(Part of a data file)
## begin

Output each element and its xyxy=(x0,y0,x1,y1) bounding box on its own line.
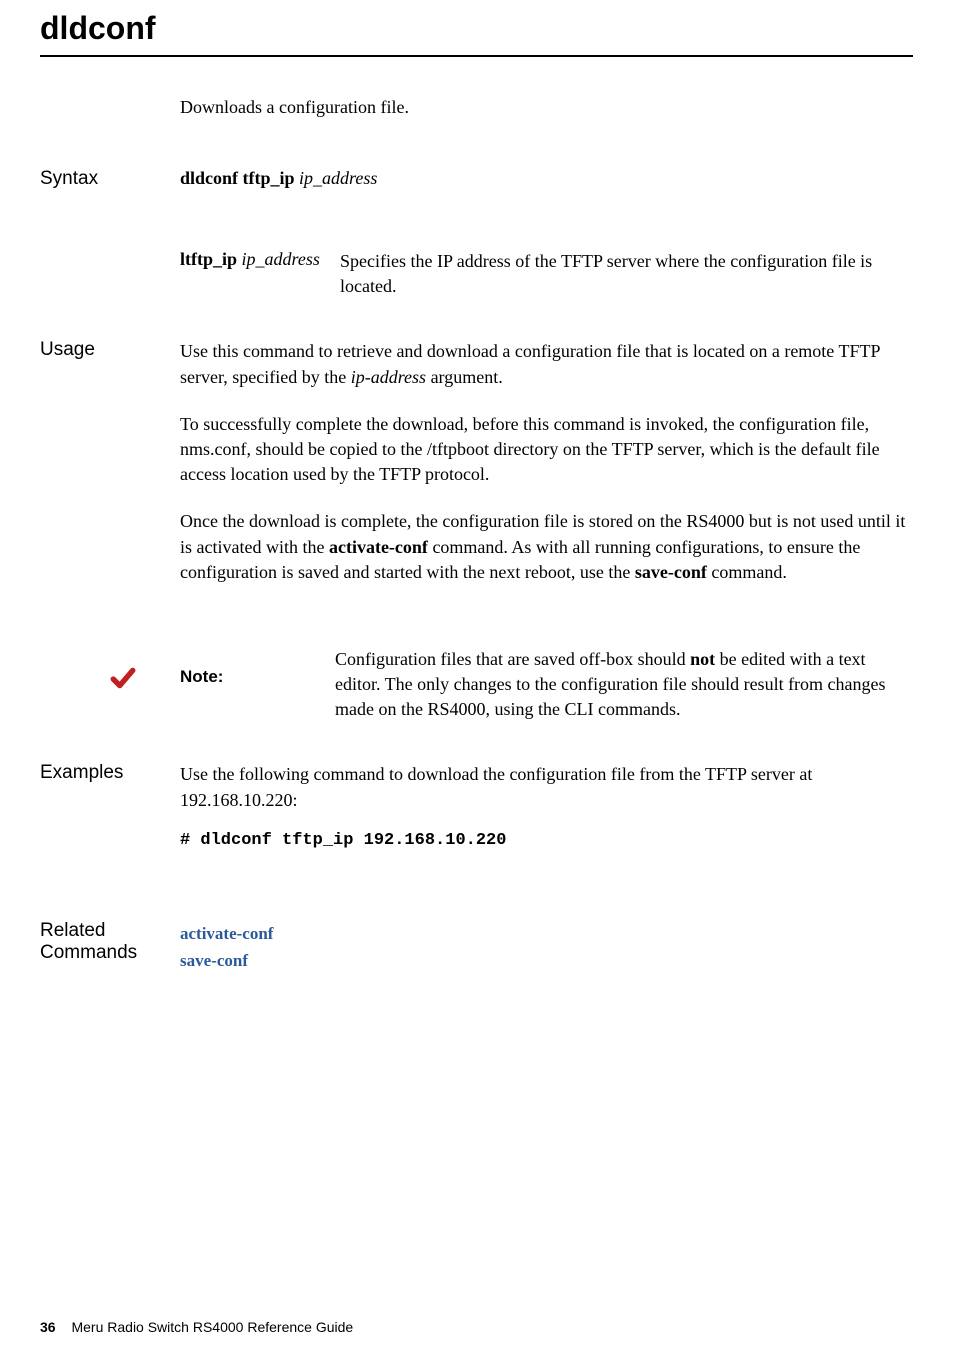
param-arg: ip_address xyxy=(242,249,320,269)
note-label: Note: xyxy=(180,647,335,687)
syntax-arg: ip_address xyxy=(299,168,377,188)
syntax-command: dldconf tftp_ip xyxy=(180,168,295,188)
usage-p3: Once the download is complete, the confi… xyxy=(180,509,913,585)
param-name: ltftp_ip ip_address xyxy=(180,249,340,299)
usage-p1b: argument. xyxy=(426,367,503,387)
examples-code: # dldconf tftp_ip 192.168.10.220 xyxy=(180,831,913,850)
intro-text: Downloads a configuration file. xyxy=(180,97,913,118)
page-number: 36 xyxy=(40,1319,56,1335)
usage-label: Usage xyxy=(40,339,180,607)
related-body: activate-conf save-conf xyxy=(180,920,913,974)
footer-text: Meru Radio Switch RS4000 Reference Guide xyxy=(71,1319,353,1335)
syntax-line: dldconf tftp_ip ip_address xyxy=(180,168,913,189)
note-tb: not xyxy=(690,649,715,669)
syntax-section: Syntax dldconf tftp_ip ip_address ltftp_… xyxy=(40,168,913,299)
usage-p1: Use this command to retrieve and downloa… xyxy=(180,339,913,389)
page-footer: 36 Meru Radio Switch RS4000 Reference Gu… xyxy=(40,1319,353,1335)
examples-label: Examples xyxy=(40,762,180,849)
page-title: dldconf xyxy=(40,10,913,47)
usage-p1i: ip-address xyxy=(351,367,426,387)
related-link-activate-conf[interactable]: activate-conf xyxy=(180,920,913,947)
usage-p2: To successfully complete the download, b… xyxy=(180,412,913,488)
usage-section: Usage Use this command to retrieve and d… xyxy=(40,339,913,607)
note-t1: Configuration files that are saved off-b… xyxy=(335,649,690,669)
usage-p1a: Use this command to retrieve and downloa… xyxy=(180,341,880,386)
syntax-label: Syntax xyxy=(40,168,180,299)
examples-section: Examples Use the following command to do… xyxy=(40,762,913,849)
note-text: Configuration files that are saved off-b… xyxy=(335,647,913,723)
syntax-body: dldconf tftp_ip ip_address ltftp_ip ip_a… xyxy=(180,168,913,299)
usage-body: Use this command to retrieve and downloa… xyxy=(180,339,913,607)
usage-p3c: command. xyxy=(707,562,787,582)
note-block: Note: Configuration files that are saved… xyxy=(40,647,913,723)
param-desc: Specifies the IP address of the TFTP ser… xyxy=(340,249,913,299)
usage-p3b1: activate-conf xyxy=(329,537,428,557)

## end

▶ What is needed
Copy every line of the entries above word for word, leaving out the pictures.

▶ The solution
Output each element and its xyxy=(x0,y0,x1,y1) bounding box on its own line.
param-arg: ip_address xyxy=(242,249,320,269)
note-label: Note: xyxy=(180,647,335,687)
syntax-arg: ip_address xyxy=(299,168,377,188)
syntax-command: dldconf tftp_ip xyxy=(180,168,295,188)
usage-p3: Once the download is complete, the confi… xyxy=(180,509,913,585)
param-name: ltftp_ip ip_address xyxy=(180,249,340,299)
usage-p1b: argument. xyxy=(426,367,503,387)
examples-code: # dldconf tftp_ip 192.168.10.220 xyxy=(180,831,913,850)
intro-text: Downloads a configuration file. xyxy=(180,97,913,118)
page-number: 36 xyxy=(40,1319,56,1335)
usage-label: Usage xyxy=(40,339,180,607)
related-body: activate-conf save-conf xyxy=(180,920,913,974)
footer-text: Meru Radio Switch RS4000 Reference Guide xyxy=(71,1319,353,1335)
syntax-line: dldconf tftp_ip ip_address xyxy=(180,168,913,189)
note-tb: not xyxy=(690,649,715,669)
syntax-section: Syntax dldconf tftp_ip ip_address ltftp_… xyxy=(40,168,913,299)
usage-p1: Use this command to retrieve and downloa… xyxy=(180,339,913,389)
page-footer: 36 Meru Radio Switch RS4000 Reference Gu… xyxy=(40,1319,353,1335)
examples-label: Examples xyxy=(40,762,180,849)
page-title: dldconf xyxy=(40,10,913,47)
usage-p1i: ip-address xyxy=(351,367,426,387)
related-link-activate-conf[interactable]: activate-conf xyxy=(180,920,913,947)
usage-p2: To successfully complete the download, b… xyxy=(180,412,913,488)
usage-section: Usage Use this command to retrieve and d… xyxy=(40,339,913,607)
note-t1: Configuration files that are saved off-b… xyxy=(335,649,690,669)
usage-p1a: Use this command to retrieve and downloa… xyxy=(180,341,880,386)
syntax-label: Syntax xyxy=(40,168,180,299)
examples-section: Examples Use the following command to do… xyxy=(40,762,913,849)
note-text: Configuration files that are saved off-b… xyxy=(335,647,913,723)
syntax-body: dldconf tftp_ip ip_address ltftp_ip ip_a… xyxy=(180,168,913,299)
usage-body: Use this command to retrieve and downloa… xyxy=(180,339,913,607)
usage-p3c: command. xyxy=(707,562,787,582)
note-block: Note: Configuration files that are saved… xyxy=(40,647,913,723)
param-desc: Specifies the IP address of the TFTP ser… xyxy=(340,249,913,299)
usage-p3b1: activate-conf xyxy=(329,537,428,557)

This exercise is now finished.